• **Text block**:
::::::::::

Yeah. Thank you so much. Peter Lawson from Barclays. As you think about your second-line and fourth-line patients, what percentage of those have been treated with a BCMA CAR-T now? And how do you think that's going to change in two years' time? And what do you think that mix could potentially be of the different BCMA CAR-T products by then?
I can speak to my practice. There are still patients coming forward now to see me who are third, fourth, prior line because they're only just progressing now, having had those multiple lines in the past. So they would be eligible for a later line product. There are patients who are progressing on their maintenance or on their continuous line, having not received a transplant, who are eligible for second line. Those are the ones you have the debate with, where you have this option to use CAR-T versus you could give them something else, second line, which could buy them one, two years of benefit with a good safety profile. And then you wait, and you give them CAR-T cell therapy later. In terms of relative proportions, there's a small number of patients that I think most of us would argue we will preferentially choose to take them second line to CAR-T cell therapy.

::::::::::

• **Assignment**: Revise the Q&A passage from "I can speak" to "CAR-T cell therapy.", with "practice" swapped for "clinic".

::::::::::

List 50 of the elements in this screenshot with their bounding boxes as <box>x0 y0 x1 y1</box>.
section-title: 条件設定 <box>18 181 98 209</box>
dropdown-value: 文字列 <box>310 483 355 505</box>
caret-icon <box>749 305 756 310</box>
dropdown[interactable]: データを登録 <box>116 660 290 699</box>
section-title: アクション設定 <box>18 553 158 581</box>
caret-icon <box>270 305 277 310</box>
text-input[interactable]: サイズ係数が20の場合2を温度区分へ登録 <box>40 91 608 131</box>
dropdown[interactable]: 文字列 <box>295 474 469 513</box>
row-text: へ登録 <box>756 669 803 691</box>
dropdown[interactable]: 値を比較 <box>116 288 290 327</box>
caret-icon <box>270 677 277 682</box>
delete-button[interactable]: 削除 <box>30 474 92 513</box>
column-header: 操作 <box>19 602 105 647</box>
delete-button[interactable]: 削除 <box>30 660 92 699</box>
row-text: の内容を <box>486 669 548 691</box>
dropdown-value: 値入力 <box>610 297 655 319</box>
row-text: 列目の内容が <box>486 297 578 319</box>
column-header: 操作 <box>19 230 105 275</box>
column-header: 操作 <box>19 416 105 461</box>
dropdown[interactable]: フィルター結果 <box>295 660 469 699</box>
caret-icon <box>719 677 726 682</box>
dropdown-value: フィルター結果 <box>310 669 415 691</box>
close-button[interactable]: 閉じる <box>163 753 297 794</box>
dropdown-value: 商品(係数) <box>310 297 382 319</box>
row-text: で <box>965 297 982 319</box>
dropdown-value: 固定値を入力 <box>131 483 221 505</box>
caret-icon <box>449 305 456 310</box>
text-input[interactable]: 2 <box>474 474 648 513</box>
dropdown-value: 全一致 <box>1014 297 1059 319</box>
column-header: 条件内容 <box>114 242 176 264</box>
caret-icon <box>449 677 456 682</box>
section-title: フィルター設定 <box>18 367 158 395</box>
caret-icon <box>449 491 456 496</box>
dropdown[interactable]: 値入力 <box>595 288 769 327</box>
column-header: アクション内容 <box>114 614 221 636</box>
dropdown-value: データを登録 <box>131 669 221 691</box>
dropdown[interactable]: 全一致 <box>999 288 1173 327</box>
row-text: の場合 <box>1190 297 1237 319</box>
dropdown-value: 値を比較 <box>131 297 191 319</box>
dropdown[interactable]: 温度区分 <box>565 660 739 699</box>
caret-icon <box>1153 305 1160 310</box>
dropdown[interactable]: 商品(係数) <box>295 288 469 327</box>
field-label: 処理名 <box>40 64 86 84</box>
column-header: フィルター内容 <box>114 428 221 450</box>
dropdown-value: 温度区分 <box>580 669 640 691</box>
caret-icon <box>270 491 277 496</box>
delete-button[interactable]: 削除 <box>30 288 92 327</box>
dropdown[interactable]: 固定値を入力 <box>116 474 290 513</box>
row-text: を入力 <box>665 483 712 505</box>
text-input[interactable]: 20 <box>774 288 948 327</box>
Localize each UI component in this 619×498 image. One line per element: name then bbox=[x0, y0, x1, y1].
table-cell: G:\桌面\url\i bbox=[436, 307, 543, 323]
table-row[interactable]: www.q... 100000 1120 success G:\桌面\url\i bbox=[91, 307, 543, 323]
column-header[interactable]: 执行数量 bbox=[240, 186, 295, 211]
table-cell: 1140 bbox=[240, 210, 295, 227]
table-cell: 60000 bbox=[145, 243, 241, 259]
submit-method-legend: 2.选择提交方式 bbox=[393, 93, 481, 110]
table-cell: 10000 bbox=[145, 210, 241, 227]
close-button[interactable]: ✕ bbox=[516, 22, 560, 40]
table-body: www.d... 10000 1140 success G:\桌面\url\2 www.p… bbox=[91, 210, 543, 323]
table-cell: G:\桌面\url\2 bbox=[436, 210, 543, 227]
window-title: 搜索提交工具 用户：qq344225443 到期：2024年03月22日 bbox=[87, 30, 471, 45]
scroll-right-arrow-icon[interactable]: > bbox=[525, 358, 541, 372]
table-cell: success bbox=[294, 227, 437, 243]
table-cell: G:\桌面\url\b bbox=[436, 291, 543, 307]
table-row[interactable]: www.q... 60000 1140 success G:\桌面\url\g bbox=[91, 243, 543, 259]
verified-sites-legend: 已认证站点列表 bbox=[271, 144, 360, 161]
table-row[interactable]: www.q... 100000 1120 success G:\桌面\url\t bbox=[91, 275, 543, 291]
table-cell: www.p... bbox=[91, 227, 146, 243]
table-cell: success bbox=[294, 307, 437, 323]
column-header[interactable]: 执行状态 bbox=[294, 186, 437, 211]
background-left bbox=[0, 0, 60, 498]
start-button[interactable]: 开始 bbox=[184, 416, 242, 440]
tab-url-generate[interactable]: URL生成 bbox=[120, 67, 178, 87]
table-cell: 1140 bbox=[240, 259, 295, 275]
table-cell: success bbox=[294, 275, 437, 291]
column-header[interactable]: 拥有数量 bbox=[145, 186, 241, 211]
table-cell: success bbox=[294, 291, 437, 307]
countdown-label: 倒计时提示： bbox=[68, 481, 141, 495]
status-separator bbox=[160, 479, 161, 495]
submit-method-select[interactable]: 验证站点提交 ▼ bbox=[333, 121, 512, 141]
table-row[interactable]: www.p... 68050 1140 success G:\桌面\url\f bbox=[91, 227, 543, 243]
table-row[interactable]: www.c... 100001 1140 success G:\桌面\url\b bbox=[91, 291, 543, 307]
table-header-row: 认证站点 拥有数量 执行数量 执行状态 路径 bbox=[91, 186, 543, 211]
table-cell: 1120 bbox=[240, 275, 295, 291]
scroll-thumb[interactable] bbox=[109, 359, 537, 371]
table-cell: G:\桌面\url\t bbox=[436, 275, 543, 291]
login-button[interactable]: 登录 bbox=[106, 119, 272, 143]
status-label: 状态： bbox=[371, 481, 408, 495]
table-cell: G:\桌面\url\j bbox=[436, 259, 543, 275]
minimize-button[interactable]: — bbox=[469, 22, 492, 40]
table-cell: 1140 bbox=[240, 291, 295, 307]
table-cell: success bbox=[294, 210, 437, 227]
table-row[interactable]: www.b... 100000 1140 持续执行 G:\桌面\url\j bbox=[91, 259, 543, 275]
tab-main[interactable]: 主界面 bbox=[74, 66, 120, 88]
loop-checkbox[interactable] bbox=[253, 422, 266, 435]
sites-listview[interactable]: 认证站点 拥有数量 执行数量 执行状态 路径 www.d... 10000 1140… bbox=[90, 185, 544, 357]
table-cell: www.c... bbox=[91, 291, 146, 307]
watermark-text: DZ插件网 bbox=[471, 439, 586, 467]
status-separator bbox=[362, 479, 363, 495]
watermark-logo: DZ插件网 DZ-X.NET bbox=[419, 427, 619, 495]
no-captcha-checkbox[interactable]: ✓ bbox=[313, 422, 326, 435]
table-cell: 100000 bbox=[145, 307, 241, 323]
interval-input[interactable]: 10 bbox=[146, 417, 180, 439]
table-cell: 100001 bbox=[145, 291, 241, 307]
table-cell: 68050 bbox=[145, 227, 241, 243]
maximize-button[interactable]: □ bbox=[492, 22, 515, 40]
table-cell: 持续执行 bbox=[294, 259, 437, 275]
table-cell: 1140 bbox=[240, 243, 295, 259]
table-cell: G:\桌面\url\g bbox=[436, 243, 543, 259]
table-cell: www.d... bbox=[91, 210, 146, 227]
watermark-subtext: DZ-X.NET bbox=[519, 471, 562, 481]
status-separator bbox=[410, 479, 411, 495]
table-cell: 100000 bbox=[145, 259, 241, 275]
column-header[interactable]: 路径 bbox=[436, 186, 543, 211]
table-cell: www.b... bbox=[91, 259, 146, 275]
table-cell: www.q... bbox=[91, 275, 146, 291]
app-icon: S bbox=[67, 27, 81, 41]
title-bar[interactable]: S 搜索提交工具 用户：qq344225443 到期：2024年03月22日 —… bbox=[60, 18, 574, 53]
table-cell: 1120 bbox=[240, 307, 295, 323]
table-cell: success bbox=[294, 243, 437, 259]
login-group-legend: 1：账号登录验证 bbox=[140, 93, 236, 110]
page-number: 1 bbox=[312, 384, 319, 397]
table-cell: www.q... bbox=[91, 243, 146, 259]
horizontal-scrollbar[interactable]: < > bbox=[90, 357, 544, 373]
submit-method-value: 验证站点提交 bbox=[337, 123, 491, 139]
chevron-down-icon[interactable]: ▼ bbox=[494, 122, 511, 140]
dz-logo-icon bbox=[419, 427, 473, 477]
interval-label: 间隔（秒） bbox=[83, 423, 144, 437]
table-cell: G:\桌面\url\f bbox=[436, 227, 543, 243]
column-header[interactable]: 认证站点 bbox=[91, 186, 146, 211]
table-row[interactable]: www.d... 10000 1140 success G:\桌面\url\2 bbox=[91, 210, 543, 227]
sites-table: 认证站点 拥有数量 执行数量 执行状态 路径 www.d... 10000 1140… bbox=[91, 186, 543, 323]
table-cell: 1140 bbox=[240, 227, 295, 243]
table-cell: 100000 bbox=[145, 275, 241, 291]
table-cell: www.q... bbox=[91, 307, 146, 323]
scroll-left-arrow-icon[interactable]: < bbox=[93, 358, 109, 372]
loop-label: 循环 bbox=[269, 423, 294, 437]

::::::::::

• **Solution for this task**:
I can speak to my clinic. There are still patients coming forward now to see me who are third, fourth, prior line because they're only just progressing now, having had those multiple lines in the past. So they would be eligible for a later line product. There are patients who are progressing on their maintenance or on their continuous line, having not received a transplant, who are eligible for second line. Those are the ones you have the debate with, where you have this option to use CAR-T versus you could give them something else, second line, which could buy them one, two years of benefit with a good safety profile. And then you wait, and you give them CAR-T cell therapy later. In terms of relative proportions, there's a small number of patients that I think most of us would argue we will preferentially choose to take them second line to CAR-T cell therapy.